MATERIAL FOR THIS EXERCISE:
[Start]

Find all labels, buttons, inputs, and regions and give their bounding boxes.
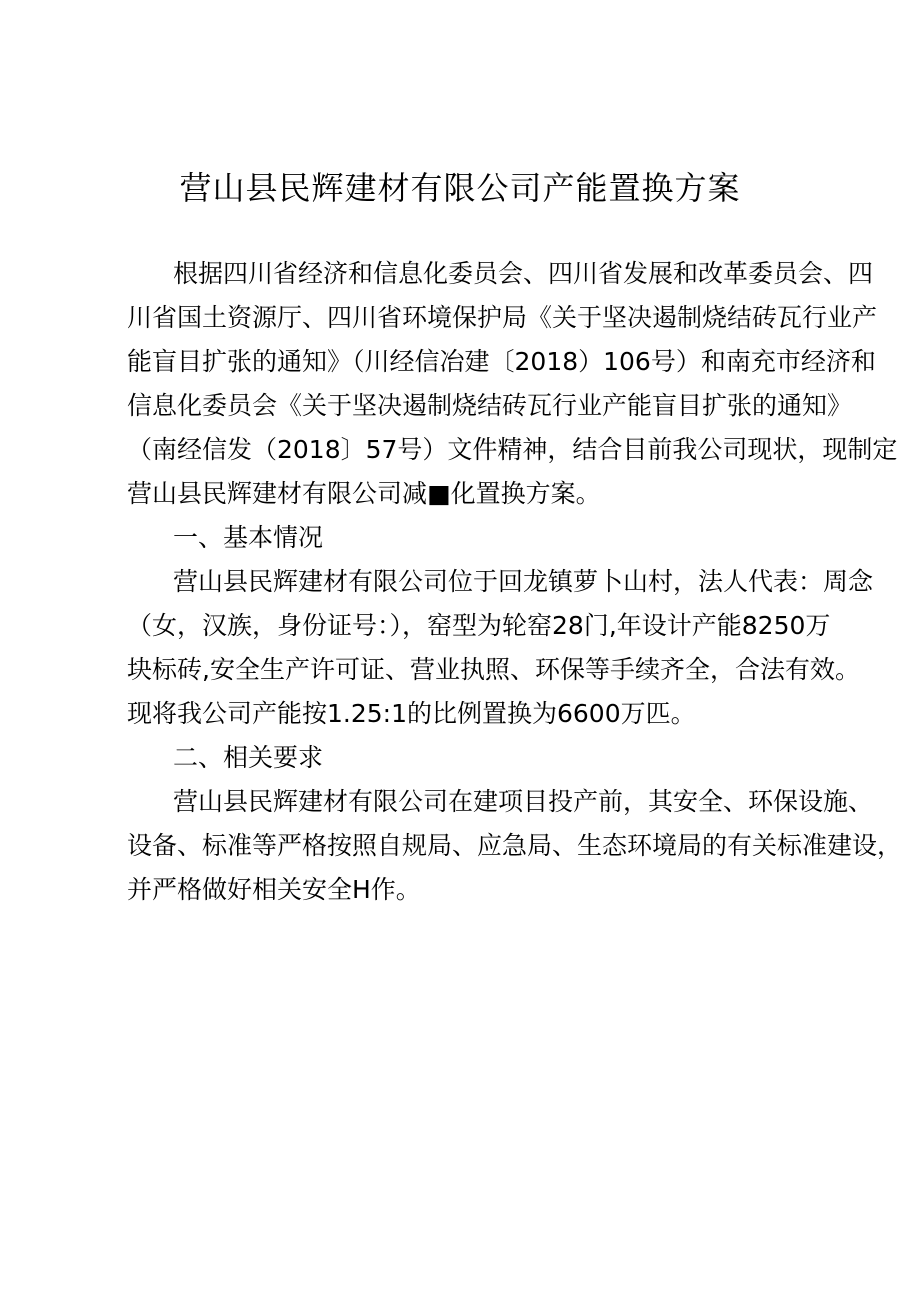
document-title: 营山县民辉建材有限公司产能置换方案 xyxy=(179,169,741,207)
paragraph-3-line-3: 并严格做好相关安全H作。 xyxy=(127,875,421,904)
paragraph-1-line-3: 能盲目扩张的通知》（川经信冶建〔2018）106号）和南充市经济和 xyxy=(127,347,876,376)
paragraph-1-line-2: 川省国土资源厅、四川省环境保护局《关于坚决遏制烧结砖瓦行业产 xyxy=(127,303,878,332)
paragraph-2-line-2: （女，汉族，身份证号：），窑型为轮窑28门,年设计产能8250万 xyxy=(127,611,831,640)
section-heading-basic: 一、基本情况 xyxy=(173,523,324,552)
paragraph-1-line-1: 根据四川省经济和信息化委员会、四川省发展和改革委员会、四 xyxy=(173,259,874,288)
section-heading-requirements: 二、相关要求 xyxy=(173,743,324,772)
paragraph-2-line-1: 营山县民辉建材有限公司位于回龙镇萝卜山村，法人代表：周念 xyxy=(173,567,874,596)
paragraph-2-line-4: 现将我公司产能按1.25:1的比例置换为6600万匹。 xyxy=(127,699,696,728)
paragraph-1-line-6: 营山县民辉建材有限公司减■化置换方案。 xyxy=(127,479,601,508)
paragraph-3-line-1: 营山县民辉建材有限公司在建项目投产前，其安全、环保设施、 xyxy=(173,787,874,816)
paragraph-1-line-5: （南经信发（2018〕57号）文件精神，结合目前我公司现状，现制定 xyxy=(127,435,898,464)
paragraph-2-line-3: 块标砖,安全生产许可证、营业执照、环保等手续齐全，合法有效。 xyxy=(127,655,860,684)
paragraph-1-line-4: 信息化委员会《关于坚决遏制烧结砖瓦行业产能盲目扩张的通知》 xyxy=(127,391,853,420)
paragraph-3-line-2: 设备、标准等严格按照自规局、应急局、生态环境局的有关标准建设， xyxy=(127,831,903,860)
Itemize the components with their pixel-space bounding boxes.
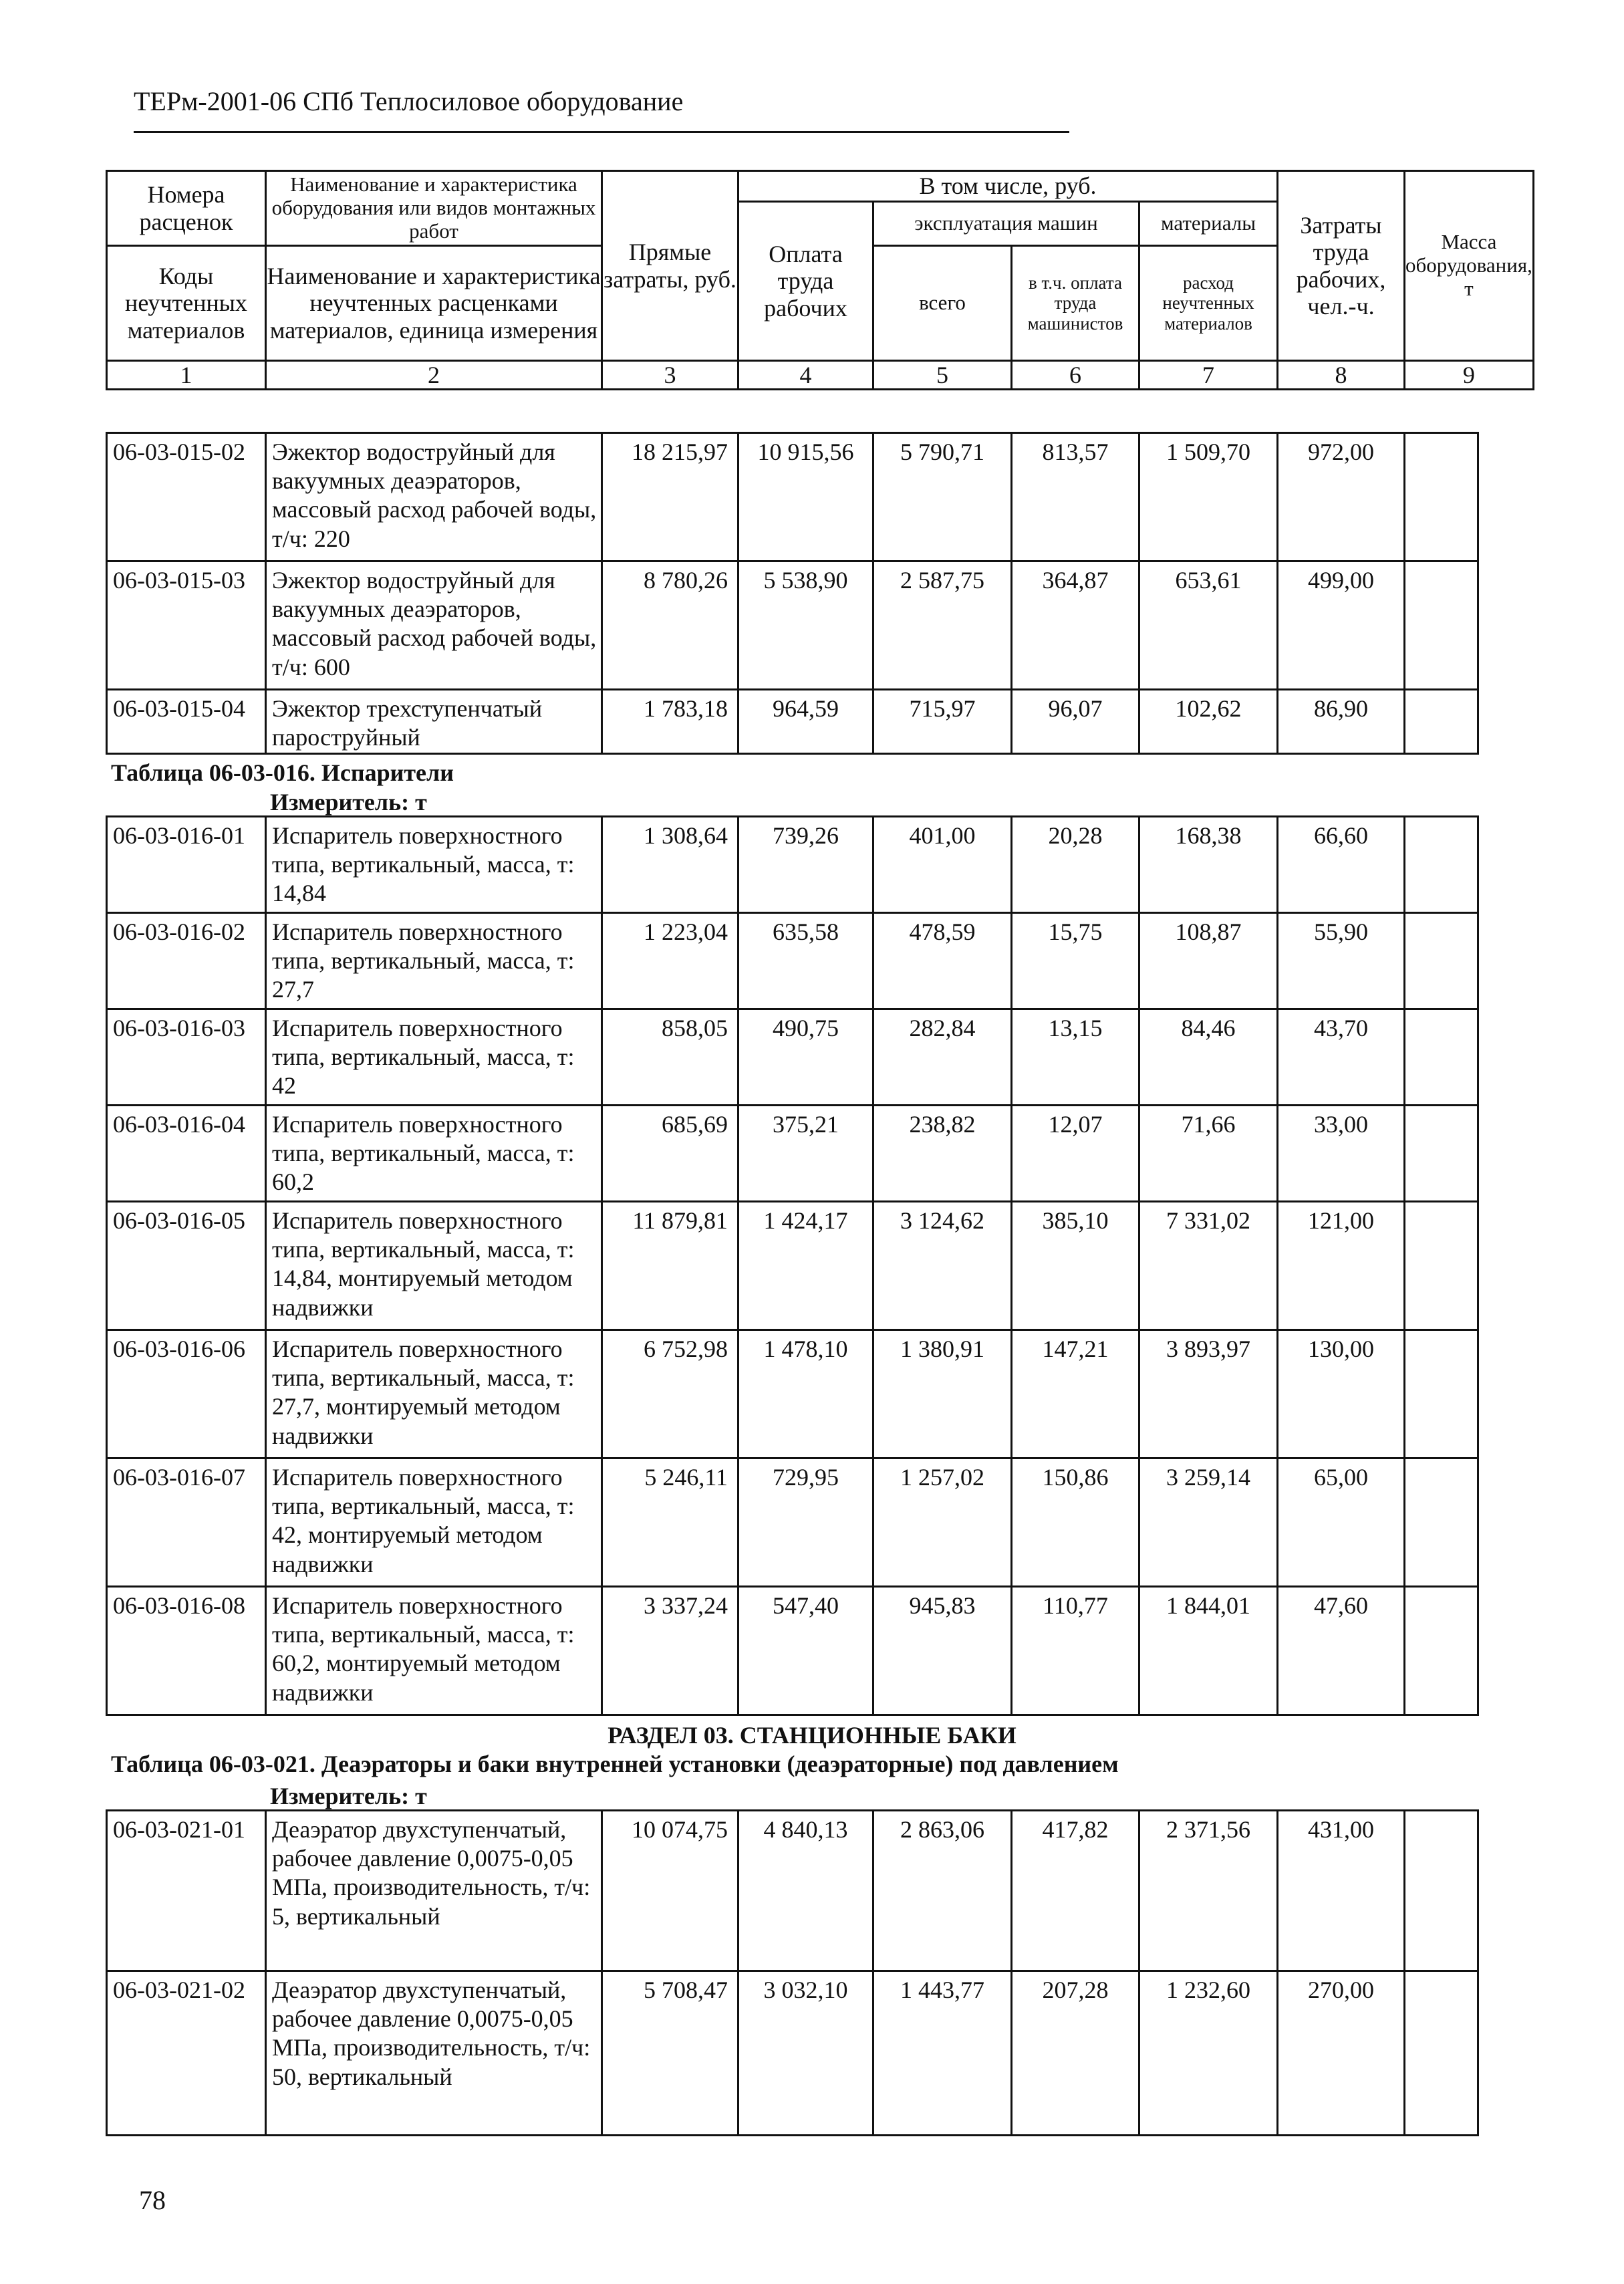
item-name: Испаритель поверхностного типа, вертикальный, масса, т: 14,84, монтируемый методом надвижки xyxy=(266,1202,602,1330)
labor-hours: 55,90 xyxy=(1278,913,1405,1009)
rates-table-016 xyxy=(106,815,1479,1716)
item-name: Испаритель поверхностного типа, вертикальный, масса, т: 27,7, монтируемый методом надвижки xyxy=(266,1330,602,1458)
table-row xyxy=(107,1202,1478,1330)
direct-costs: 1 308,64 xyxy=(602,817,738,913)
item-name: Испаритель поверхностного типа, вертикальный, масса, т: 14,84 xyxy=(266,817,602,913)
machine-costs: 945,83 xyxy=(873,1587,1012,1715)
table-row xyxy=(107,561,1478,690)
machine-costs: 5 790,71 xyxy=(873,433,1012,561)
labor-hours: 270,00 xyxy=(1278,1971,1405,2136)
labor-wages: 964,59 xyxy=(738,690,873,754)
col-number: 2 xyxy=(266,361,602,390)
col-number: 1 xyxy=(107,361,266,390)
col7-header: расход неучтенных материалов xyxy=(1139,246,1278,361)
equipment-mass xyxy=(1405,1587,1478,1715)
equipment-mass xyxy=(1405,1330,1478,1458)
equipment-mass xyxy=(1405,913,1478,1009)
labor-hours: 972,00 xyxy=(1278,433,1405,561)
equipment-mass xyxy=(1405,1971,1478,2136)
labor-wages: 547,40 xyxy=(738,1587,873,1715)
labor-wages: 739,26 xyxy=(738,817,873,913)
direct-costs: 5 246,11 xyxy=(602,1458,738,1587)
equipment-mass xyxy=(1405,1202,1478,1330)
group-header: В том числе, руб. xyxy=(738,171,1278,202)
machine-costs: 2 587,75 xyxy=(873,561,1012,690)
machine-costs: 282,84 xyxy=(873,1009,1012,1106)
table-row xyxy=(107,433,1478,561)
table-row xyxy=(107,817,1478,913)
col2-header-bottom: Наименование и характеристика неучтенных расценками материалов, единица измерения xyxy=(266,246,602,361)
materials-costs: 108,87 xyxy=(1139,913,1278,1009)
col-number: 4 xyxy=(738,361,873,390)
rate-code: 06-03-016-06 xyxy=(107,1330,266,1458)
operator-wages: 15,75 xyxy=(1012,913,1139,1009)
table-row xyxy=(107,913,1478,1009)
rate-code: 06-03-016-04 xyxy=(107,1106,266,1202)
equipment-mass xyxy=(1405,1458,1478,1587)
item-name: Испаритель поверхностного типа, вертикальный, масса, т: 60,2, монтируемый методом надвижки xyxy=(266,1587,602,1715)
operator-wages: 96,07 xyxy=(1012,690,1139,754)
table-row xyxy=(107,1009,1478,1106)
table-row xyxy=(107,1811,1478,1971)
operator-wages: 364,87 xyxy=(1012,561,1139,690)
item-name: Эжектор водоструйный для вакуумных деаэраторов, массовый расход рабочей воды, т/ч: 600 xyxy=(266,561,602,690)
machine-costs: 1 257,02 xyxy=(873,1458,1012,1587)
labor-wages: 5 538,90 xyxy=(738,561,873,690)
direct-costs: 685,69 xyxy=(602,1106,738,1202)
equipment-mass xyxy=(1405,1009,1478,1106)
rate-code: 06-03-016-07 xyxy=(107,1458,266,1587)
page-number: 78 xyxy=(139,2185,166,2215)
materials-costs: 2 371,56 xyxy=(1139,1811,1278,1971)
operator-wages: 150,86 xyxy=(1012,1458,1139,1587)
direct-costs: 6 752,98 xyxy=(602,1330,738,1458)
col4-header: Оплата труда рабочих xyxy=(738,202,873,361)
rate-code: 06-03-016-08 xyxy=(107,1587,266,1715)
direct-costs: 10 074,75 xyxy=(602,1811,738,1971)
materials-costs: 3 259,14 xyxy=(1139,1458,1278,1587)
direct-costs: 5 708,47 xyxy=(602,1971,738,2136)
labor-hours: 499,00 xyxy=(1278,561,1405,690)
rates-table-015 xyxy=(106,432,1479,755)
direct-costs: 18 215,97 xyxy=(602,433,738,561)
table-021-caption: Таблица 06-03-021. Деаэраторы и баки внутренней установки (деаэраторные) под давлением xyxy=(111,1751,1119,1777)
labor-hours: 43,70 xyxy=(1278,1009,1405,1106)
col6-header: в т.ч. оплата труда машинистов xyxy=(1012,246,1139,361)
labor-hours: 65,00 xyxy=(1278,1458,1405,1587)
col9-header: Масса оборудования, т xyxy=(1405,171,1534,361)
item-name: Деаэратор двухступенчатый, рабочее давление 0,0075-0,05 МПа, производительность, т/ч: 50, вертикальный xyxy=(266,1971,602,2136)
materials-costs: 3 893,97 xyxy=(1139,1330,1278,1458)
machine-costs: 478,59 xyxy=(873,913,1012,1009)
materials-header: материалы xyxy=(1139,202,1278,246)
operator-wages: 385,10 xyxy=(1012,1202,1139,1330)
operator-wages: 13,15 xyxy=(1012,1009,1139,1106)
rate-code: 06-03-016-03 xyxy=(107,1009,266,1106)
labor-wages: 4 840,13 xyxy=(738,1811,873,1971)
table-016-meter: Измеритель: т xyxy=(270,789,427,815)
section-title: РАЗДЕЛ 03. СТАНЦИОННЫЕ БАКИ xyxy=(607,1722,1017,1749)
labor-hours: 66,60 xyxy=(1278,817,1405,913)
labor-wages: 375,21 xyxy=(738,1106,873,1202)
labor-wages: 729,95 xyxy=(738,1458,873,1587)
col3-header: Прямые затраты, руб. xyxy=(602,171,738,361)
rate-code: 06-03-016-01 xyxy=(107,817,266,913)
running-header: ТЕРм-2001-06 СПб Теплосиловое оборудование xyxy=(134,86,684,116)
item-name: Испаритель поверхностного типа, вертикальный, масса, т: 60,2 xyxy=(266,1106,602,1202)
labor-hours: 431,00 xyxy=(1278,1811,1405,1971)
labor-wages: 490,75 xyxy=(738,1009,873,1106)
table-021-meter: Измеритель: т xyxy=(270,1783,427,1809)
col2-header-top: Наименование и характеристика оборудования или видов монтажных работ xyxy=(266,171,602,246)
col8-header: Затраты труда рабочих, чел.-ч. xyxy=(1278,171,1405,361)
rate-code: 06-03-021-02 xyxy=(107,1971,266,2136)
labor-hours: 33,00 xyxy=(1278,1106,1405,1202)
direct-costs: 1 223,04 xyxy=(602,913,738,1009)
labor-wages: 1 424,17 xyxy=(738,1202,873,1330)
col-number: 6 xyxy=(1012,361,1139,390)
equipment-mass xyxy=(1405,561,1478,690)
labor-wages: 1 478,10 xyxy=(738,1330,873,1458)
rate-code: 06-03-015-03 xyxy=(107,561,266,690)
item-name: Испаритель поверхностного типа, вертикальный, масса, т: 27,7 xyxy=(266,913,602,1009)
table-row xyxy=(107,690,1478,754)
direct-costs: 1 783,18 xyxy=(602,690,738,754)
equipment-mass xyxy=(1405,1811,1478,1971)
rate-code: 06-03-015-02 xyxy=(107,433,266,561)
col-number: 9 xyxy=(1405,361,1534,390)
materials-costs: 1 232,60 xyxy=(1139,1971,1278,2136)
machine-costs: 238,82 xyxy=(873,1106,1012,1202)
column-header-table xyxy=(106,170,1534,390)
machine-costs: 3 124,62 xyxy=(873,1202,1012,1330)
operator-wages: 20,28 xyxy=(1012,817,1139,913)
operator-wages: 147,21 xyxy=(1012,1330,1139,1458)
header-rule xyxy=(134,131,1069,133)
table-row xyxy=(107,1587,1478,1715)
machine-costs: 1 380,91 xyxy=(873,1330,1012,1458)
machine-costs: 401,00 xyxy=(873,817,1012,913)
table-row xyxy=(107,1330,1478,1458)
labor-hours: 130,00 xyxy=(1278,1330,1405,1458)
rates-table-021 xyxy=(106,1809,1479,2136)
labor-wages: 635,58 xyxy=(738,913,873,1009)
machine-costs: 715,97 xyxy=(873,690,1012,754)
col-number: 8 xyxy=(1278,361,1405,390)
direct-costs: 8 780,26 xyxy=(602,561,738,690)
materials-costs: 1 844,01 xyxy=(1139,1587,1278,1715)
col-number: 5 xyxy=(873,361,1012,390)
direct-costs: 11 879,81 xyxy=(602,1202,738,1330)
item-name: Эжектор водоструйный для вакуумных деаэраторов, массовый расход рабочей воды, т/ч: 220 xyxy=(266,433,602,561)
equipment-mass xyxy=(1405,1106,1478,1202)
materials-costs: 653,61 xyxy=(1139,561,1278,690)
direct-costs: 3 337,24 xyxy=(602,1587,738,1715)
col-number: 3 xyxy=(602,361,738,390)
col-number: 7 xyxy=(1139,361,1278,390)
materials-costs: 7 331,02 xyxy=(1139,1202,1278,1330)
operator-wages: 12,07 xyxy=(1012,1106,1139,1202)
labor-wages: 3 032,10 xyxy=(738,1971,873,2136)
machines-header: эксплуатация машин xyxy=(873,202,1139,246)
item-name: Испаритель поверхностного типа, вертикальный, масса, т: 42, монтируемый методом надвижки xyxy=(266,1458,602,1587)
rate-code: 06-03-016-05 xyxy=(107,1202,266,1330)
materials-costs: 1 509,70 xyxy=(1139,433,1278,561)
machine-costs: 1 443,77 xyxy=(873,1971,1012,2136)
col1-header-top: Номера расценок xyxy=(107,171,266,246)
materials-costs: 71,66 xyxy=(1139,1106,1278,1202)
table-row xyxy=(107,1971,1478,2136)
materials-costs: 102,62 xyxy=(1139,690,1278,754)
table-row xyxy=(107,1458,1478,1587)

[End]

GOAL OF THE EXERCISE:
Reproduce the lines of the listing unchanged, starting at the line containing "методом надвижки xyxy=(266,1202,602,1330)" and ending at the line containing "direct-costs: 1 308,64 xyxy=(602,817,738,913)", both included.

COMPLETED TASK:
item-name: Испаритель поверхностного типа, вертикальный, масса, т: 14,84, монтируемый методом надвижки xyxy=(266,1202,602,1330)
labor-hours: 55,90 xyxy=(1278,913,1405,1009)
rates-table-016 xyxy=(106,815,1479,1716)
item-name: Испаритель поверхностного типа, вертикальный, масса, т: 27,7, монтируемый методом надвижки xyxy=(266,1330,602,1458)
table-row xyxy=(107,1202,1478,1330)
direct-costs: 1 308,64 xyxy=(602,817,738,913)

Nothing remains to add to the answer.